§ **YOUR INSTRUCTIONS**: Gather from the material every line that contains the string "сообщение".

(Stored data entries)
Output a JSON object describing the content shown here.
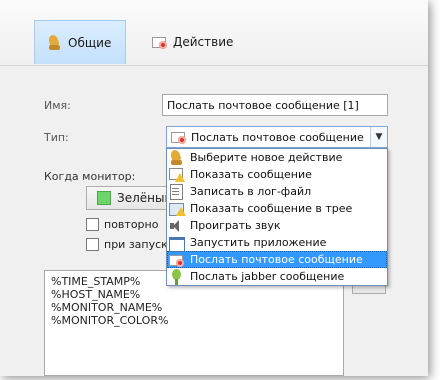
{
  "tabs": [
    {
      "label": "Общие",
      "icon": "wizard-icon",
      "active": true
    },
    {
      "label": "Действие",
      "icon": "mail-icon",
      "active": false
    }
  ],
  "form": {
    "name_label": "Имя:",
    "name_value": "Послать почтовое сообщение [1]",
    "type_label": "Тип:",
    "type_value": "Послать почтовое сообщение",
    "when_label": "Когда монитор:",
    "status_button": "Зелёный",
    "repeat_label": "повторно",
    "on_start_label": "при запуске"
  },
  "template_lines": [
    "%TIME_STAMP%",
    "%HOST_NAME%",
    "%MONITOR_NAME%",
    "%MONITOR_COLOR%"
  ],
  "dropdown": {
    "items": [
      {
        "label": "Выберите новое действие",
        "icon": "wizard-icon"
      },
      {
        "label": "Показать сообщение",
        "icon": "message-icon"
      },
      {
        "label": "Записать в лог-файл",
        "icon": "log-icon"
      },
      {
        "label": "Показать сообщение в трее",
        "icon": "tray-icon"
      },
      {
        "label": "Проиграть звук",
        "icon": "sound-icon"
      },
      {
        "label": "Запустить приложение",
        "icon": "app-icon"
      },
      {
        "label": "Послать почтовое сообщение",
        "icon": "mail-icon",
        "selected": true
      },
      {
        "label": "Послать jabber сообщение",
        "icon": "jabber-icon"
      }
    ]
  },
  "colors": {
    "accent": "#3399ff",
    "status_green": "#6fd46b",
    "tab_active": "#c4e0fb"
  }
}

§ **TASK OUTPUT**:
    "name_value": "Послать почтовое сообщение [1]",
    "type_value": "Послать почтовое сообщение",
        "label": "Показать сообщение",
        "label": "Показать сообщение в трее",
        "label": "Послать почтовое сообщение",
        "label": "Послать jabber сообщение",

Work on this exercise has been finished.